■ **To be done**: Pick out each line below containing "Automation".

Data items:
**********
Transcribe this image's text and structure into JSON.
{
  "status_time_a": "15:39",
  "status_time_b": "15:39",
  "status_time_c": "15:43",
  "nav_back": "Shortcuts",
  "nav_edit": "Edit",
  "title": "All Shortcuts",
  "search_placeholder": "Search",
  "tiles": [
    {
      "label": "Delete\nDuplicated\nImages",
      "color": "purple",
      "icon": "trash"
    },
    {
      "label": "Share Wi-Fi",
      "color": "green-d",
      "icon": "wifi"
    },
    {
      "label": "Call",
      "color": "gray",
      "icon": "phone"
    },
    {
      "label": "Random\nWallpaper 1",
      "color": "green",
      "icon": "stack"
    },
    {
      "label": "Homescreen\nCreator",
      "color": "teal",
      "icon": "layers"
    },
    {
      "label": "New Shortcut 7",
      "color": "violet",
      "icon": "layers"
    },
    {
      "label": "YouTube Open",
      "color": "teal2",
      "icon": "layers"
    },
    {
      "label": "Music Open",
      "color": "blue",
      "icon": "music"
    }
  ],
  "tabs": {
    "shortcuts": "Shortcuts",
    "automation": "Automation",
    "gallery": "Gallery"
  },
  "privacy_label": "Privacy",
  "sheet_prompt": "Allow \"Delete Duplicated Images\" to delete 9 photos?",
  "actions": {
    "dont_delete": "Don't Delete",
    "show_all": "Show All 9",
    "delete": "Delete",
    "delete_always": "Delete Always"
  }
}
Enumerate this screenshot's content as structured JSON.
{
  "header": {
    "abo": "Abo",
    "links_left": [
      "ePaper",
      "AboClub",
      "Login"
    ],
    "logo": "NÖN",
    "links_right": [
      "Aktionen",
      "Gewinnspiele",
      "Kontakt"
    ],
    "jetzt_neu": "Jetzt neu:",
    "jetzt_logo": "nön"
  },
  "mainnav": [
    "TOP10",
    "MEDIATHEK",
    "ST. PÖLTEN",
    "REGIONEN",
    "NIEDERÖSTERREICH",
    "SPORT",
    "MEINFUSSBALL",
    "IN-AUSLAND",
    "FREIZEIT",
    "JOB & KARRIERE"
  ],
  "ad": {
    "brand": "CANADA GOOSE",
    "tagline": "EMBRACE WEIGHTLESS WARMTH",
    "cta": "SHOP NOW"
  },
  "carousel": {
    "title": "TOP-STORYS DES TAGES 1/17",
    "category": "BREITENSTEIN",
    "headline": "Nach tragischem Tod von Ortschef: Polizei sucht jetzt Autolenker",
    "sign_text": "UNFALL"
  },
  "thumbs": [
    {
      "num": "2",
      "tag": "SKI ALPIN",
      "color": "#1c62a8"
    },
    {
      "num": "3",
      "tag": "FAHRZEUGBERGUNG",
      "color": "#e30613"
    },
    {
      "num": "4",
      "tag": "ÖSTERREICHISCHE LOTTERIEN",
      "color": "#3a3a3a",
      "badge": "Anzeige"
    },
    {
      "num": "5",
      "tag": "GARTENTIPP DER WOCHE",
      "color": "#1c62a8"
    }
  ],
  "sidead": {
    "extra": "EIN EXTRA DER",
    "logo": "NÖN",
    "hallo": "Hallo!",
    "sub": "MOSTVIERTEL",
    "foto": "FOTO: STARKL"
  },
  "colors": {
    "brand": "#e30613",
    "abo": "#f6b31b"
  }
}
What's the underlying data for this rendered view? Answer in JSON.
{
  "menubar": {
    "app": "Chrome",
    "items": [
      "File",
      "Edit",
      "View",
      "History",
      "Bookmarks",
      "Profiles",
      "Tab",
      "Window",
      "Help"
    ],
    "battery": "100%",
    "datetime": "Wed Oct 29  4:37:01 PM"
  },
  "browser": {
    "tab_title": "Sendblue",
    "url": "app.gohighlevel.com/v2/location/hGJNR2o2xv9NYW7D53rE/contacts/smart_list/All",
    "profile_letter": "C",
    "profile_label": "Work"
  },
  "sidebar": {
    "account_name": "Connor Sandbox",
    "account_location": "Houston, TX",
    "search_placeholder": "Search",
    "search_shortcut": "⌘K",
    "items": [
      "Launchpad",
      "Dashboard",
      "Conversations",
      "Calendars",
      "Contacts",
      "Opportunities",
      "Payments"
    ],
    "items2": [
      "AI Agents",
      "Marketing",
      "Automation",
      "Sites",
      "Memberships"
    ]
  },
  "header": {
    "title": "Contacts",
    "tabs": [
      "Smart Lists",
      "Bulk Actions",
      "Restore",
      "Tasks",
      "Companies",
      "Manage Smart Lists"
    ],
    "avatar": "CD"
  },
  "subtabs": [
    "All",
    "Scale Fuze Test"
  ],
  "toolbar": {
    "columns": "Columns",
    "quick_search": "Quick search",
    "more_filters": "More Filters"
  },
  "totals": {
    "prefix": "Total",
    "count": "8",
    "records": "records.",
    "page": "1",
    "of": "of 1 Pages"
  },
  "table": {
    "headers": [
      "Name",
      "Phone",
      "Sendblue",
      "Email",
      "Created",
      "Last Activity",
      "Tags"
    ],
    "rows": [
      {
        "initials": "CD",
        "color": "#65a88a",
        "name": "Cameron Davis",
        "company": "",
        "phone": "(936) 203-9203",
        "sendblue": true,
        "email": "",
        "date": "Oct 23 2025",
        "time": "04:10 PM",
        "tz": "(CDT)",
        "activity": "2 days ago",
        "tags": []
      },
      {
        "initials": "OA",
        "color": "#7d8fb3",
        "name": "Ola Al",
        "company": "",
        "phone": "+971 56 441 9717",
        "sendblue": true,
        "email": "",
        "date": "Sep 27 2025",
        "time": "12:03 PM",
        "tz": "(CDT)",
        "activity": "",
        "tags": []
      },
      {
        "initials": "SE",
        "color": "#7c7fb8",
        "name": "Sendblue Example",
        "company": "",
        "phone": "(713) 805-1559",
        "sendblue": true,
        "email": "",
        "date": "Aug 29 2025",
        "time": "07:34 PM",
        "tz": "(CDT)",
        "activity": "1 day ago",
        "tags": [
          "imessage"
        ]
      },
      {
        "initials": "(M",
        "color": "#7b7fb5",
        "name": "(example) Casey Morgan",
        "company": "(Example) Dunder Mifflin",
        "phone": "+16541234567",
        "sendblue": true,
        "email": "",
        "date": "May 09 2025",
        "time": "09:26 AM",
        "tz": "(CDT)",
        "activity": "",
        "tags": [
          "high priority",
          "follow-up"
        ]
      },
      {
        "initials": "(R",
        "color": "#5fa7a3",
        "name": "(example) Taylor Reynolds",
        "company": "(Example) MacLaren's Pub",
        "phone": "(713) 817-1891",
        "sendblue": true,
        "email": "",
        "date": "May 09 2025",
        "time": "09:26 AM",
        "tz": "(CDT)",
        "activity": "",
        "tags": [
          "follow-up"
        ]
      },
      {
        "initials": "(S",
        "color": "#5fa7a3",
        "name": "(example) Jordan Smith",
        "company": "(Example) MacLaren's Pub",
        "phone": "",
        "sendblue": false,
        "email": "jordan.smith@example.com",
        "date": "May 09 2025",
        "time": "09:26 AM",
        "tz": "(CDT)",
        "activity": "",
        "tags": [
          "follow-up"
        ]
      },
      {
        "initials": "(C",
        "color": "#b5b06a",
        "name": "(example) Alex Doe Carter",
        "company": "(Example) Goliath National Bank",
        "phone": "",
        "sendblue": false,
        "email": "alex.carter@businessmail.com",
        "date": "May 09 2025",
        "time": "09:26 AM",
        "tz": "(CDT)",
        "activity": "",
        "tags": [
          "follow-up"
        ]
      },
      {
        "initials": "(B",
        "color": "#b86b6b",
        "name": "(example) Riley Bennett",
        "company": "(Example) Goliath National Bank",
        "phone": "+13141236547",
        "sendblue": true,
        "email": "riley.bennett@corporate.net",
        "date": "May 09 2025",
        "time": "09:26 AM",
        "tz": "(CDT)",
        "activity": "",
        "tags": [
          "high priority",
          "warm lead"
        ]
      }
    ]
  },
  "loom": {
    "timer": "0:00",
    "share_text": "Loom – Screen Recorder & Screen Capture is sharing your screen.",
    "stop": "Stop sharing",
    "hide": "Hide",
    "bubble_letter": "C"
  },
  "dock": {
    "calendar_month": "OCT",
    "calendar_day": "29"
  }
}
**********
■ **Expected answer**:
    "automation": "Automation",
      "Automation",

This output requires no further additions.